[THE EXERCISE] Transcribe all the records exactly and omit any images they hold.

BEGIN

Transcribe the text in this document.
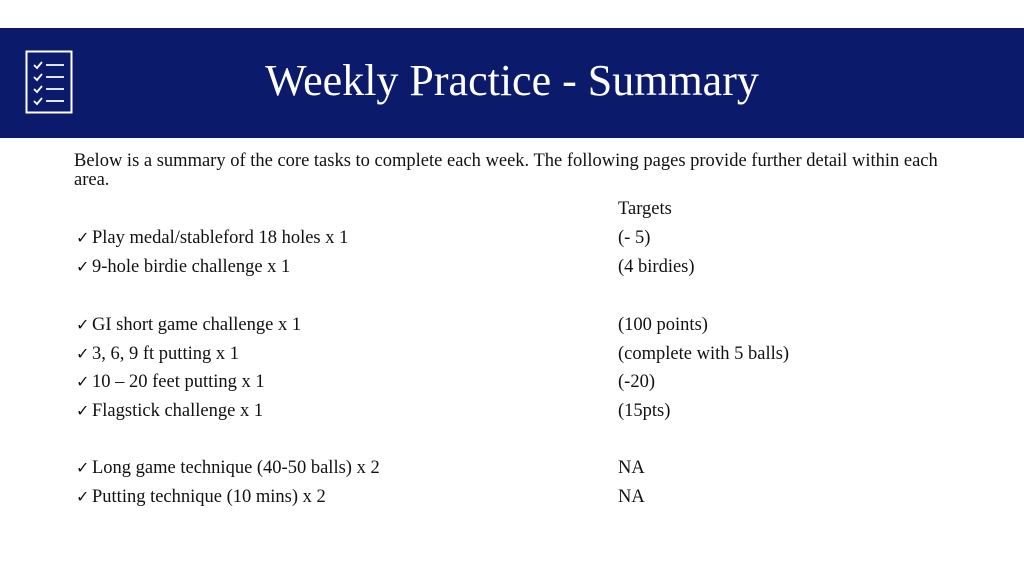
Weekly Practice - Summary
Below is a summary of the core tasks to complete each week. The following pages provide further detail within each area.
Targets
✓ Play medal/stableford 18 holes x 1	(- 5)
✓ 9-hole birdie challenge x 1	(4 birdies)
✓ GI short game challenge x 1	(100 points)
✓ 3, 6, 9 ft putting x 1	(complete with 5 balls)
✓ 10 – 20 feet putting x 1	(-20)
✓ Flagstick challenge x 1	(15pts)
✓ Long game technique (40-50 balls) x 2	NA
✓ Putting technique (10 mins) x 2	NA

END

[CORRECT RESULT]
Transcribe the text in this document.
Weekly Practice - Summary
Below is a summary of the core tasks to complete each week. The following pages provide further detail within each area.
Targets
✓ Play medal/stableford 18 holes x 1	(- 5)
✓ 9-hole birdie challenge x 1	(4 birdies)
✓ GI short game challenge x 1	(100 points)
✓ 3, 6, 9 ft putting x 1	(complete with 5 balls)
✓ 10 – 20 feet putting x 1	(-20)
✓ Flagstick challenge x 1	(15pts)
✓ Long game technique (40-50 balls) x 2	NA
✓ Putting technique (10 mins) x 2	NA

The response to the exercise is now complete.